Check each line of the material. Copy those containing "others".

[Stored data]

•••

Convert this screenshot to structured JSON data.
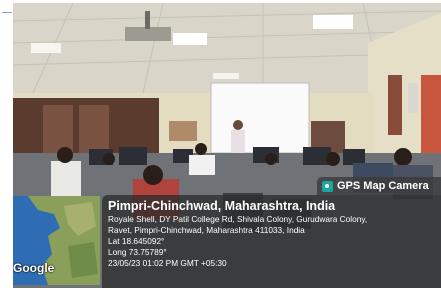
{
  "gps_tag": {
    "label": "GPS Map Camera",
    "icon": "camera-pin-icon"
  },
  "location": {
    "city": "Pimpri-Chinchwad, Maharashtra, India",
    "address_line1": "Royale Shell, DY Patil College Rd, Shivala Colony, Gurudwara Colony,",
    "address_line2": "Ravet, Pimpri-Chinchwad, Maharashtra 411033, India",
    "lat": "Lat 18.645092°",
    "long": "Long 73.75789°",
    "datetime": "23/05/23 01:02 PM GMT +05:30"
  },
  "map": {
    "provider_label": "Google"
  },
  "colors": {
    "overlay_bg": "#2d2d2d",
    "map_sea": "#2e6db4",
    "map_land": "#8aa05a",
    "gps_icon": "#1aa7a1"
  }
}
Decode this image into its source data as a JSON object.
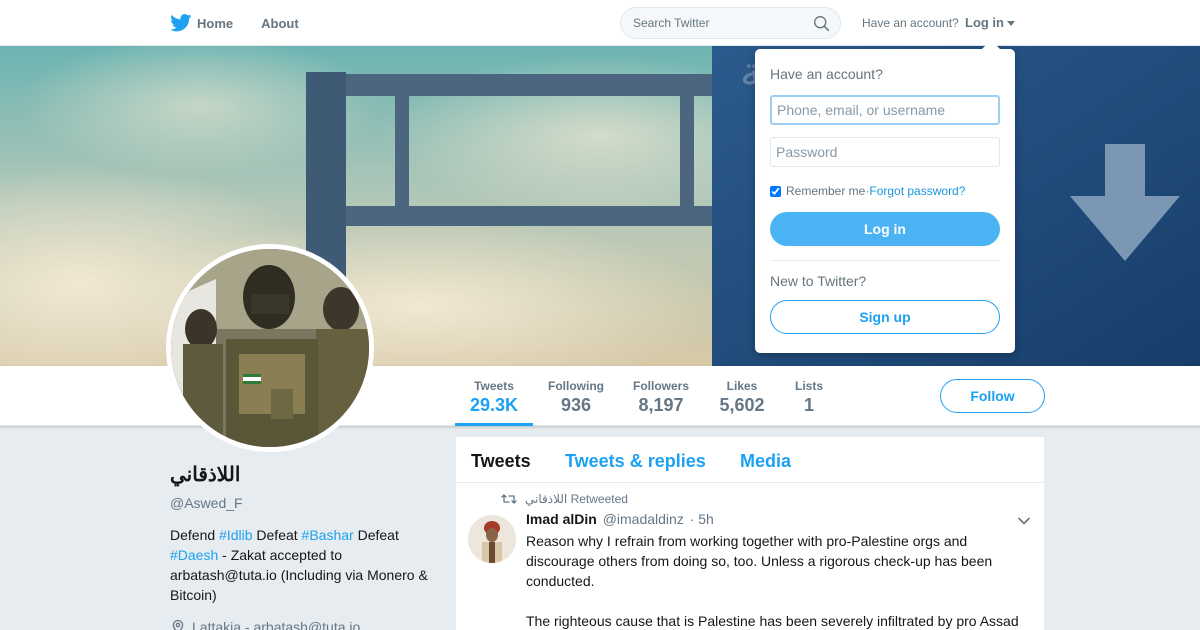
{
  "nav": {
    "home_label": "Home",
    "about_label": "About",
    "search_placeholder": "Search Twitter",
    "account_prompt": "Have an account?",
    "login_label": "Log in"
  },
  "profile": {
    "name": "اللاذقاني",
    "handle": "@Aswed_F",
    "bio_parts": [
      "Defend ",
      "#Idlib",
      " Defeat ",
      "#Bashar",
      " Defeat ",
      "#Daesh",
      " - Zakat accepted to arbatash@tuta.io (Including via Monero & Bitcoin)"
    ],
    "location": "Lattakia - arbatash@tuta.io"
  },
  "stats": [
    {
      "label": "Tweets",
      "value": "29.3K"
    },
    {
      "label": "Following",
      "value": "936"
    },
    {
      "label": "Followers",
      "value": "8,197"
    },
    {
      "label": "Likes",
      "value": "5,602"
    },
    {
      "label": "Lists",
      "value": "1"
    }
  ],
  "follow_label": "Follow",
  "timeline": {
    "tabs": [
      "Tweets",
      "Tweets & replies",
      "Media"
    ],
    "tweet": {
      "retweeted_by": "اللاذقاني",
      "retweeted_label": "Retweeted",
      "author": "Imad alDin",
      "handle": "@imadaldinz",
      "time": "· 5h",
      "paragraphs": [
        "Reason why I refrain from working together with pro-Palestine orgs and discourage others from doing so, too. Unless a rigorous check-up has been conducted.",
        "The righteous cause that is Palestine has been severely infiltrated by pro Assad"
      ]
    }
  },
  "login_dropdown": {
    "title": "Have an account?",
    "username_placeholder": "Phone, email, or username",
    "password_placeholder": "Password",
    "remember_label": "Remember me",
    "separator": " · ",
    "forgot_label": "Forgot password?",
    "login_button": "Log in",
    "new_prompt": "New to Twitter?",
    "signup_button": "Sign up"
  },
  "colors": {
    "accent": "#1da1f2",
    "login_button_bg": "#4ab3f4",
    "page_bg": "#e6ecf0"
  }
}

•••

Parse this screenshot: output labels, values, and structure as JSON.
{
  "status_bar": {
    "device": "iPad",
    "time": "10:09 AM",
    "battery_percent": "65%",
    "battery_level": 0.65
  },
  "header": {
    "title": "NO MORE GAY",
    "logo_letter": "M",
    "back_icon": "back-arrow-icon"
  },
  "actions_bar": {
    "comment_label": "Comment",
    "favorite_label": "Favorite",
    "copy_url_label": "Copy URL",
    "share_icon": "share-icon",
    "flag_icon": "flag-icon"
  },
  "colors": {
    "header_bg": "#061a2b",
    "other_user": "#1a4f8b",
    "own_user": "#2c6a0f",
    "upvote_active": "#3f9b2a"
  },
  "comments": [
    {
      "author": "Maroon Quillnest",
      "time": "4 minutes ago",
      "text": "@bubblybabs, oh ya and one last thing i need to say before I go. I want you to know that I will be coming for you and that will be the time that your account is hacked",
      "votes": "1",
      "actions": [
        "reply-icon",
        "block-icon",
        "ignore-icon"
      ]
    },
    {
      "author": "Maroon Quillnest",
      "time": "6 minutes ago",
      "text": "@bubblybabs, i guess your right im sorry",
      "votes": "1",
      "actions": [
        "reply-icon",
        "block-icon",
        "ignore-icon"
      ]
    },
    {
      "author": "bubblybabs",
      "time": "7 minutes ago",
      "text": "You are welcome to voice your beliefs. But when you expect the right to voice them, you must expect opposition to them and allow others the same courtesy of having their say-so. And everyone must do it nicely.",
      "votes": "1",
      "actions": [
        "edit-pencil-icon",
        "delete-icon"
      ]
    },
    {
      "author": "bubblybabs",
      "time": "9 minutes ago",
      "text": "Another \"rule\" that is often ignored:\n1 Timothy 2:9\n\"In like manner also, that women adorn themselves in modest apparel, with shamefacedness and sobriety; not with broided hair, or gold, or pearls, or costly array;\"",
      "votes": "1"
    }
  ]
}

•••

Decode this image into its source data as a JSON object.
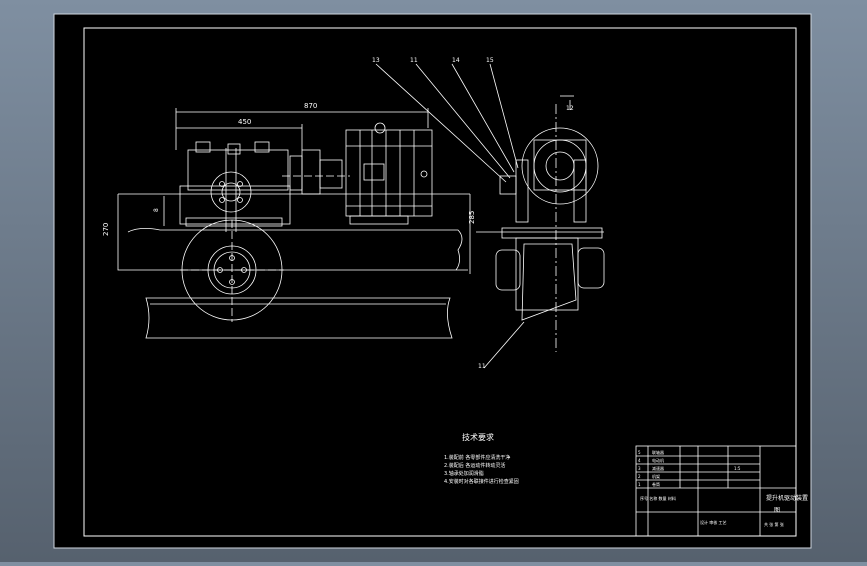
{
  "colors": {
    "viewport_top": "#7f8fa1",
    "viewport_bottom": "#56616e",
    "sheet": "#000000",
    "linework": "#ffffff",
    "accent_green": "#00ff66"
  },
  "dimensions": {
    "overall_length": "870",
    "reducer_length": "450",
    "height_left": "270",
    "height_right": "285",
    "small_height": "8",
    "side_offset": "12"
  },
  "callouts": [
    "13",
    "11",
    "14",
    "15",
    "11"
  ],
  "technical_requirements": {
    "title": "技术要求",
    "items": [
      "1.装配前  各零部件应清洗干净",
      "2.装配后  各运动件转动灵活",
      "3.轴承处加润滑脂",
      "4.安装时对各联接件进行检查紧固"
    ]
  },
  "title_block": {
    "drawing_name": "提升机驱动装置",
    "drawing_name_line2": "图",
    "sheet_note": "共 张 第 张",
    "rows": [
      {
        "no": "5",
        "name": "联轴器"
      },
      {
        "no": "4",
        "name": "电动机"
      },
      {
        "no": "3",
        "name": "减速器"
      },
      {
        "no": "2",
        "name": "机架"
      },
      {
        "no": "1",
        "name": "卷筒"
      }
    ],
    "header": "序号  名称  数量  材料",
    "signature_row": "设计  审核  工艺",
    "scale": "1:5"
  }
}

•••

> [REPLY TO THE EXERCISE]:
        "Reason why I refrain from working together with pro-Palestine orgs and discourage others from doing so, too. Unless a rigorous check-up has been conducted.",
      "text": "You are welcome to voice your beliefs. But when you expect the right to voice them, you must expect opposition to them and allow others the same courtesy of having their say-so. And everyone must do it nicely.",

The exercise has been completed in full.